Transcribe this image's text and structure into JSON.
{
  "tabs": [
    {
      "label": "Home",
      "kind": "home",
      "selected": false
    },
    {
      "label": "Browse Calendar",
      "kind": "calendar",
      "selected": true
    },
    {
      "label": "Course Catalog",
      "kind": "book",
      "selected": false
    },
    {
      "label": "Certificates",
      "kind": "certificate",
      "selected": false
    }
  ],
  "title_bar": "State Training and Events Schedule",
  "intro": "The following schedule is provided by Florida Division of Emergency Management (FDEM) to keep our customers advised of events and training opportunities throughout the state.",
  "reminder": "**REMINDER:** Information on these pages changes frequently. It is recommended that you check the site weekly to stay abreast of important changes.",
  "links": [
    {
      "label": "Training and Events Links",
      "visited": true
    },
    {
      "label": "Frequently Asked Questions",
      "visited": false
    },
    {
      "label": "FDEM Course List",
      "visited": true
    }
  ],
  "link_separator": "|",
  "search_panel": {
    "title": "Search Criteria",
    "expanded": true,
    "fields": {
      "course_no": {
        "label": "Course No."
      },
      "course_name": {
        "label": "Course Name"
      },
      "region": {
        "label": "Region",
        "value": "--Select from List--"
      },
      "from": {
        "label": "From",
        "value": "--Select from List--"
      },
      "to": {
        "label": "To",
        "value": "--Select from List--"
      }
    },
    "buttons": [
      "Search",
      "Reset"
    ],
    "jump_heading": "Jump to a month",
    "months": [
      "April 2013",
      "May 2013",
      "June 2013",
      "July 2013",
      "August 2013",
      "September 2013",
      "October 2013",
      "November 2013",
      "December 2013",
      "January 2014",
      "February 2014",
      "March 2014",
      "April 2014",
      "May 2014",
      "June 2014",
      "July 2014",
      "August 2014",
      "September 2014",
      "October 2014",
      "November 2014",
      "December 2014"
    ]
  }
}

* * *

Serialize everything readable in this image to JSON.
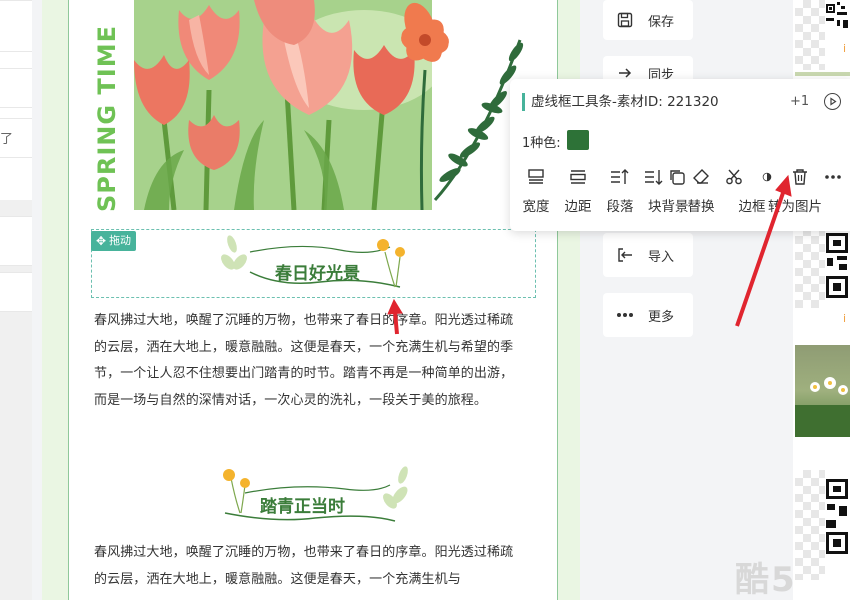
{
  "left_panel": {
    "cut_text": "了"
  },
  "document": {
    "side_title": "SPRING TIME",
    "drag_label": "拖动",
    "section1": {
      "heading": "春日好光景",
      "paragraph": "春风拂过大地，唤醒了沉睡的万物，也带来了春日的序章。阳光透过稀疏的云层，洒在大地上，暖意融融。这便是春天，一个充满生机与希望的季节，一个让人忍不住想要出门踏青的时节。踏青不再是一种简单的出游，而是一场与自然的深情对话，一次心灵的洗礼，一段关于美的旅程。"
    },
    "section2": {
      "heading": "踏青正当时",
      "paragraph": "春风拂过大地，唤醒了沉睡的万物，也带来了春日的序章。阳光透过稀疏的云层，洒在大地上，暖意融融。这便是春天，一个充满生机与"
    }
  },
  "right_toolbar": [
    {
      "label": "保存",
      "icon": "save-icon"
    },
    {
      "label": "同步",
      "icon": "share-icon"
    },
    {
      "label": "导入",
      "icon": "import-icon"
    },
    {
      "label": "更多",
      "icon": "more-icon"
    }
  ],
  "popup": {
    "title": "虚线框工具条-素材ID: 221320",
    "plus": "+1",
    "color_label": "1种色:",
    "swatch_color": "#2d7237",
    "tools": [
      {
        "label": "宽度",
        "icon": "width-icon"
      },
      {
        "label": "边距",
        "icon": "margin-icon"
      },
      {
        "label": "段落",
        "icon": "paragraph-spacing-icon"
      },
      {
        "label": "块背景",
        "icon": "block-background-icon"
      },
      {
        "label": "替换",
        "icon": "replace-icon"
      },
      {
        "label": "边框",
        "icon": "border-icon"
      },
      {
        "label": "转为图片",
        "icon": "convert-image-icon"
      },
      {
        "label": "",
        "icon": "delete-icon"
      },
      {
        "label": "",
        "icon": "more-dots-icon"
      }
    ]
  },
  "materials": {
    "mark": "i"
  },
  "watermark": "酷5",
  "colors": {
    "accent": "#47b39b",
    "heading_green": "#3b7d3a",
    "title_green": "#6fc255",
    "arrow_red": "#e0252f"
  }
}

The task >>
Each line in the data that holds the string "暖意融融" should be found and copied.

Result of this task >>
      "paragraph": "春风拂过大地，唤醒了沉睡的万物，也带来了春日的序章。阳光透过稀疏的云层，洒在大地上，暖意融融。这便是春天，一个充满生机与希望的季节，一个让人忍不住想要出门踏青的时节。踏青不再是一种简单的出游，而是一场与自然的深情对话，一次心灵的洗礼，一段关于美的旅程。"
      "paragraph": "春风拂过大地，唤醒了沉睡的万物，也带来了春日的序章。阳光透过稀疏的云层，洒在大地上，暖意融融。这便是春天，一个充满生机与"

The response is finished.